Prompt:
Where a line in the listing below contains the word "Whole", copy that line.

======== Information shown

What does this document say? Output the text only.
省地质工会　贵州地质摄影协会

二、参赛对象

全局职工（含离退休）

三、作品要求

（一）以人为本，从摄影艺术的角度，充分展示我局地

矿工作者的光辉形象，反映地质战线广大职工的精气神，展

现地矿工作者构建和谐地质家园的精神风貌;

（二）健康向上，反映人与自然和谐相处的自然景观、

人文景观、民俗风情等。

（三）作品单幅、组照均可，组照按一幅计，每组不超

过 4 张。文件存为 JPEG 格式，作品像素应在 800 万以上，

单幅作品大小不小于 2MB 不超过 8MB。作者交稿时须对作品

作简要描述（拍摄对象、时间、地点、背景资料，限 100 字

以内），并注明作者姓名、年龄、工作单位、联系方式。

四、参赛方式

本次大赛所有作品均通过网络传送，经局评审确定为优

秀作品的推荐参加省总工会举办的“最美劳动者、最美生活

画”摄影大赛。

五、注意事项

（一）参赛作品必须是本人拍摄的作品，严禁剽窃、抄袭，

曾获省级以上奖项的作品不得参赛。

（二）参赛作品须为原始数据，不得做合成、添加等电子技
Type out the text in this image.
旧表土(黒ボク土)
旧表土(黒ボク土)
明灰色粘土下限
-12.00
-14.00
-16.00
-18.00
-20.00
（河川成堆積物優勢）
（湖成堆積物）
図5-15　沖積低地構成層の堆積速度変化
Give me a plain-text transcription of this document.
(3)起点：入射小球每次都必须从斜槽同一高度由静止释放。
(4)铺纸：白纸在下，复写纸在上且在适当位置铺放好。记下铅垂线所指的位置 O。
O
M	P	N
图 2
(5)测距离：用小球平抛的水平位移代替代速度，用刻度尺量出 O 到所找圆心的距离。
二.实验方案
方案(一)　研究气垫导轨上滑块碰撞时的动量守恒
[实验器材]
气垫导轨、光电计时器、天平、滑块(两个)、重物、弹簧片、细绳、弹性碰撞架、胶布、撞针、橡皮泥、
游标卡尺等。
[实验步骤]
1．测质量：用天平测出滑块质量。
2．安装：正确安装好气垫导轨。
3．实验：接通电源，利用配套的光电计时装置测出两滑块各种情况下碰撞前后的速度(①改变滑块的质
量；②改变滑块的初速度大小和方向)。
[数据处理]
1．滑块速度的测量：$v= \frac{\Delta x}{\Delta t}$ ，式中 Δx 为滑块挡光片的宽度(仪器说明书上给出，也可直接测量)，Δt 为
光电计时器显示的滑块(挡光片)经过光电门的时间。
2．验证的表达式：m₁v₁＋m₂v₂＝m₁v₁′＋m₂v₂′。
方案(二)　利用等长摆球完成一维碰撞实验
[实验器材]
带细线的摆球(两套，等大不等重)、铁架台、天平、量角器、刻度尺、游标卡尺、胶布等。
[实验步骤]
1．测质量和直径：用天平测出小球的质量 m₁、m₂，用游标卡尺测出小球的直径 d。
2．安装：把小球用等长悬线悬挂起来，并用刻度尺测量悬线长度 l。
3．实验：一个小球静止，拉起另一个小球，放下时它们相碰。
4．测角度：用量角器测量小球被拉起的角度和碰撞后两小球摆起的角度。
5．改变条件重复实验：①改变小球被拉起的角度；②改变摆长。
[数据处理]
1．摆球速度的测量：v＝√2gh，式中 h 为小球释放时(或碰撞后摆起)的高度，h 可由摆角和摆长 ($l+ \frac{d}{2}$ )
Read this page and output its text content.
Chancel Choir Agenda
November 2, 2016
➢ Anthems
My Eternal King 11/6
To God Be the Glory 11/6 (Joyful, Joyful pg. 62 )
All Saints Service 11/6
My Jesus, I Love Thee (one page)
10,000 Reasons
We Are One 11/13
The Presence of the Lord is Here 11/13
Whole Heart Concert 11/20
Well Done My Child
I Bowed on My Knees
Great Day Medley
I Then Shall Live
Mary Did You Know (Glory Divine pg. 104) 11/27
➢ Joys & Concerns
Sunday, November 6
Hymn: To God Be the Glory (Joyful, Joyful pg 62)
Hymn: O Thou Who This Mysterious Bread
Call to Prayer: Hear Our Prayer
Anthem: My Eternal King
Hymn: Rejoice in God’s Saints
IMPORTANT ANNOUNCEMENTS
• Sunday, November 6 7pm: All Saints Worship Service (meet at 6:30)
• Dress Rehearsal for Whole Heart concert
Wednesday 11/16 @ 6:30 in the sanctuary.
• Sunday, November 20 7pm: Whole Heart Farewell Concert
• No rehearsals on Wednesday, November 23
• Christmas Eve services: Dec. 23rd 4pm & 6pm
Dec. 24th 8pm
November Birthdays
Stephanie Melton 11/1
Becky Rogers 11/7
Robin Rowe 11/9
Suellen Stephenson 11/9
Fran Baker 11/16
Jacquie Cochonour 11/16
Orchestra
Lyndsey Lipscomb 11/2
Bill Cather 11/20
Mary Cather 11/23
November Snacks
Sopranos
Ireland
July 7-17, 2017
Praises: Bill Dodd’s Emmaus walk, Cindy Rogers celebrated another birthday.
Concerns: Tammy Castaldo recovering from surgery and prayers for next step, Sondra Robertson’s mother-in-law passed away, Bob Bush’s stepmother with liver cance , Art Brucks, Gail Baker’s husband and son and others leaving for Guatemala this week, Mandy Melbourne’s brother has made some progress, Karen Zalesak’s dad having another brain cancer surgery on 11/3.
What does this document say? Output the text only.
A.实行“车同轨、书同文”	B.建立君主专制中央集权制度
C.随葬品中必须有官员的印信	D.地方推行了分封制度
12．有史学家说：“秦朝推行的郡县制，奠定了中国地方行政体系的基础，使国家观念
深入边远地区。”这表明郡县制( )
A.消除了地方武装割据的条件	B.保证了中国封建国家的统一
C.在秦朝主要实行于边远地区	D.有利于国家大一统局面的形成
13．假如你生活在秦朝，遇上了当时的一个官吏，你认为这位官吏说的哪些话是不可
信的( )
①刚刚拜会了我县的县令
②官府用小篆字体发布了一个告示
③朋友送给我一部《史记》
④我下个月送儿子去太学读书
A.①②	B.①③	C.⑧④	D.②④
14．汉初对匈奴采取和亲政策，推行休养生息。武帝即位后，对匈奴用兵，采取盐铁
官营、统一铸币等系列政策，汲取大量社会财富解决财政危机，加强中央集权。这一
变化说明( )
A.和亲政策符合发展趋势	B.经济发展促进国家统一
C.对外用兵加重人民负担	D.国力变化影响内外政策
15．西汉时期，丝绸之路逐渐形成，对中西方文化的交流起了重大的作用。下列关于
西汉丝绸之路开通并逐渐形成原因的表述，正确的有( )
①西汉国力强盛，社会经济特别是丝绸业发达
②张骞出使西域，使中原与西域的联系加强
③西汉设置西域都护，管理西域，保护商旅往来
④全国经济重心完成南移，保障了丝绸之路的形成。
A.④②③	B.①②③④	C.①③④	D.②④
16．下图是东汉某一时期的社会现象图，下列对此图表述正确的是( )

================

Correct response:
Whole Heart Concert 11/20
• Dress Rehearsal for Whole Heart concert
• Sunday, November 20 7pm: Whole Heart Farewell Concert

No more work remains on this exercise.